#### Instructions for the task:
Filter the lines below, copying only those with the string "henkilöä".

Records that describe figures:
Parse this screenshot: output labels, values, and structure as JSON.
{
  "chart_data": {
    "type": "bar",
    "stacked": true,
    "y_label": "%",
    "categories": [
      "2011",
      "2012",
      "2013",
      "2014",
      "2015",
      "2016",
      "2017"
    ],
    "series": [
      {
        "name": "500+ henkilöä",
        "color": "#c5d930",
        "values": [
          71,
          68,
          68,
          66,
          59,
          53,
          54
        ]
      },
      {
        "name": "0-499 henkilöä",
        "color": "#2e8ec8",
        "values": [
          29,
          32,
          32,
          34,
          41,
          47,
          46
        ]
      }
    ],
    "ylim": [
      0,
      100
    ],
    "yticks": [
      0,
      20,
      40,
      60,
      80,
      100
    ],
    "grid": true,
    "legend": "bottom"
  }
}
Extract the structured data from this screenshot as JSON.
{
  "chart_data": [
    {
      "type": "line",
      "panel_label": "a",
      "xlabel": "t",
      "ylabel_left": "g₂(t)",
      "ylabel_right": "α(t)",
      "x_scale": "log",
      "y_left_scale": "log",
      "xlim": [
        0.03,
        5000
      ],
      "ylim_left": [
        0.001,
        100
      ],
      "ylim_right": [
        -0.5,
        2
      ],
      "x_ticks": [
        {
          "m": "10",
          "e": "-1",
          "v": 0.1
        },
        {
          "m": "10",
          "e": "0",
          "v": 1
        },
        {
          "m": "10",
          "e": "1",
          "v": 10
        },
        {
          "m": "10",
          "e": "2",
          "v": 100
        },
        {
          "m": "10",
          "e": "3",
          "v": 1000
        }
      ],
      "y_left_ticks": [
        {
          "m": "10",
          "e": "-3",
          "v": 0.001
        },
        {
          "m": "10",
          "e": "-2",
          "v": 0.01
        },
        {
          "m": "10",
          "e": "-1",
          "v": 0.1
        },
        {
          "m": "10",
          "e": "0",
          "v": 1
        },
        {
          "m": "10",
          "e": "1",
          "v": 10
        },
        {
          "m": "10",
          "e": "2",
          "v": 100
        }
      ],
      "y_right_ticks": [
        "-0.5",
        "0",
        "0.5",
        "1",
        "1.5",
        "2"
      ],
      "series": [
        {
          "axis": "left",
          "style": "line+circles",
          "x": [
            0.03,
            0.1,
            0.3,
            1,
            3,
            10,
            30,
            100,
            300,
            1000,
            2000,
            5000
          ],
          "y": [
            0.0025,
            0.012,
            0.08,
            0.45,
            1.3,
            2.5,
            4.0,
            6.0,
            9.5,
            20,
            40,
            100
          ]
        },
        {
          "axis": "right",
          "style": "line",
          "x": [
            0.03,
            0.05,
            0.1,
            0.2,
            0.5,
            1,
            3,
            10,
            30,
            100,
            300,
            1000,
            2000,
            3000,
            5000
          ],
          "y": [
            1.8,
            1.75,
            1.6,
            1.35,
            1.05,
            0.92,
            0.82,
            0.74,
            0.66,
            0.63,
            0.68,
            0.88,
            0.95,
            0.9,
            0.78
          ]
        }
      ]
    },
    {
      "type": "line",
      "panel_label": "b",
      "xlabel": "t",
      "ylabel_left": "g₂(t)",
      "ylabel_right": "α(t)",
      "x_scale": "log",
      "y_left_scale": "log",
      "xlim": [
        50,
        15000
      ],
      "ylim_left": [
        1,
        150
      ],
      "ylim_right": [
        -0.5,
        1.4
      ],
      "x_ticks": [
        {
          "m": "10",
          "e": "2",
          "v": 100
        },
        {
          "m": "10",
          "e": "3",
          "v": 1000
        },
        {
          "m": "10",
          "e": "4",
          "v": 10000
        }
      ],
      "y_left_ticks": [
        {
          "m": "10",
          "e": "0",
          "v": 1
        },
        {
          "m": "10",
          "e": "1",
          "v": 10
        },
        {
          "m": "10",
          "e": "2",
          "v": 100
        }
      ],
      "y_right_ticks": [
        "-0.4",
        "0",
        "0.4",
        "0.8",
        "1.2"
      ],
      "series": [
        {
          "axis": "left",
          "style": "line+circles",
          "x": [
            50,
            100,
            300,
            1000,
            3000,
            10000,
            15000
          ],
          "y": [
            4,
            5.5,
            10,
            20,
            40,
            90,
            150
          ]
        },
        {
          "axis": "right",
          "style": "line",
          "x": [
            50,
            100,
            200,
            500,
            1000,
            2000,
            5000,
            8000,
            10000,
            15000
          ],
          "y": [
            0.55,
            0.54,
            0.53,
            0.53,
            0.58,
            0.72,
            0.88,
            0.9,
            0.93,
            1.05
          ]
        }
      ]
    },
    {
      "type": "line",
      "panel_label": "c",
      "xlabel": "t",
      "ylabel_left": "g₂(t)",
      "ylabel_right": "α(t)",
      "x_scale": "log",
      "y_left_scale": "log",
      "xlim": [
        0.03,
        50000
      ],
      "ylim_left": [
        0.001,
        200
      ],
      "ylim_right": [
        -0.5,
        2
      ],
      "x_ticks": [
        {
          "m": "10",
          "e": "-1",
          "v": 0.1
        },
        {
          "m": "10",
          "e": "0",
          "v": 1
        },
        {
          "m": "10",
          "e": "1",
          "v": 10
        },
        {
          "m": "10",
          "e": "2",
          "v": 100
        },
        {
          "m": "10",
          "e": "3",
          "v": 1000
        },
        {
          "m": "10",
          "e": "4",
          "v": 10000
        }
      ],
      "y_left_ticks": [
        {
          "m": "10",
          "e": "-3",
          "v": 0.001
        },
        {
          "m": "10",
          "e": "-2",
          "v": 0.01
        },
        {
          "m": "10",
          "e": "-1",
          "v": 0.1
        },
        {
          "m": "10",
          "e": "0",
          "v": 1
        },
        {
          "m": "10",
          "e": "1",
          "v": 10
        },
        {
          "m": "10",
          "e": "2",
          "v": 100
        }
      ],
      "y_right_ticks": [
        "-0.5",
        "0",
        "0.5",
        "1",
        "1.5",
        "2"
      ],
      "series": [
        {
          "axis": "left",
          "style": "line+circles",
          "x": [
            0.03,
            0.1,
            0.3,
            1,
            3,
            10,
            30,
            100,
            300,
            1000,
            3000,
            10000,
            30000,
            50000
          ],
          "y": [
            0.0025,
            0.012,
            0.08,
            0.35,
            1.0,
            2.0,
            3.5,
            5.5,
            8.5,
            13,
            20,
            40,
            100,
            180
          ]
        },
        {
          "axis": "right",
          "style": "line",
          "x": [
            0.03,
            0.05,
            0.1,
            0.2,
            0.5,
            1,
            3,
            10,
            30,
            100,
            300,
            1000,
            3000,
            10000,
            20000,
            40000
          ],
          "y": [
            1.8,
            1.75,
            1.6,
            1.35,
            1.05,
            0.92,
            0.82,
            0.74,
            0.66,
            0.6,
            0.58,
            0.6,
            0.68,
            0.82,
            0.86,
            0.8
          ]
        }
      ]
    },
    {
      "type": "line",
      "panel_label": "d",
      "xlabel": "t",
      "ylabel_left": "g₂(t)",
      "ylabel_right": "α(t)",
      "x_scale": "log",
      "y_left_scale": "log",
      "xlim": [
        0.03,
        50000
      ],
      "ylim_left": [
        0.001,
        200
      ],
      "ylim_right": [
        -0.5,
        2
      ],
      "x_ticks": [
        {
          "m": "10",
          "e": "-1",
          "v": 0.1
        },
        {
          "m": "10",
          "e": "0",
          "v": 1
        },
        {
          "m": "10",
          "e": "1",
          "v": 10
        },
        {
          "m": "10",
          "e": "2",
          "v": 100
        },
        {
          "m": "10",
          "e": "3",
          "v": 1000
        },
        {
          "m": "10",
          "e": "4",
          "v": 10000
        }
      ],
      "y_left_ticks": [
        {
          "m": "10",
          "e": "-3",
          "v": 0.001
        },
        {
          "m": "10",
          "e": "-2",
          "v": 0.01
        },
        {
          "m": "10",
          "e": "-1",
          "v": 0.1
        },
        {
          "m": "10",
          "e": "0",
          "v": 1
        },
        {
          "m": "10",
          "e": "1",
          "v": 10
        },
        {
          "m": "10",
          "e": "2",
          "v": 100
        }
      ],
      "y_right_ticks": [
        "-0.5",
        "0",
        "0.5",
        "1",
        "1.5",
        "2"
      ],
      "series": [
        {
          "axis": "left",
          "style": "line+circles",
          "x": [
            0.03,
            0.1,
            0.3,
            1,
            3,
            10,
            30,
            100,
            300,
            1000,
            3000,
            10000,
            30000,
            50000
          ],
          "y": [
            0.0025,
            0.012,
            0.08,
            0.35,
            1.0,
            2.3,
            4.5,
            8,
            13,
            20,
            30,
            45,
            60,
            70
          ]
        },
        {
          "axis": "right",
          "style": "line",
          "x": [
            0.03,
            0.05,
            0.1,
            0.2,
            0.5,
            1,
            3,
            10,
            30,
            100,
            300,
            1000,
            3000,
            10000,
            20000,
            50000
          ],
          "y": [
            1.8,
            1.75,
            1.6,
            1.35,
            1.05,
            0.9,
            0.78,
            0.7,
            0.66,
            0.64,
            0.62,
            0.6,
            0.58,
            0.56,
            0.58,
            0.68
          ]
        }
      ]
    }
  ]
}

#### Task answer:
        "name": "500+ henkilöä",
        "name": "0-499 henkilöä",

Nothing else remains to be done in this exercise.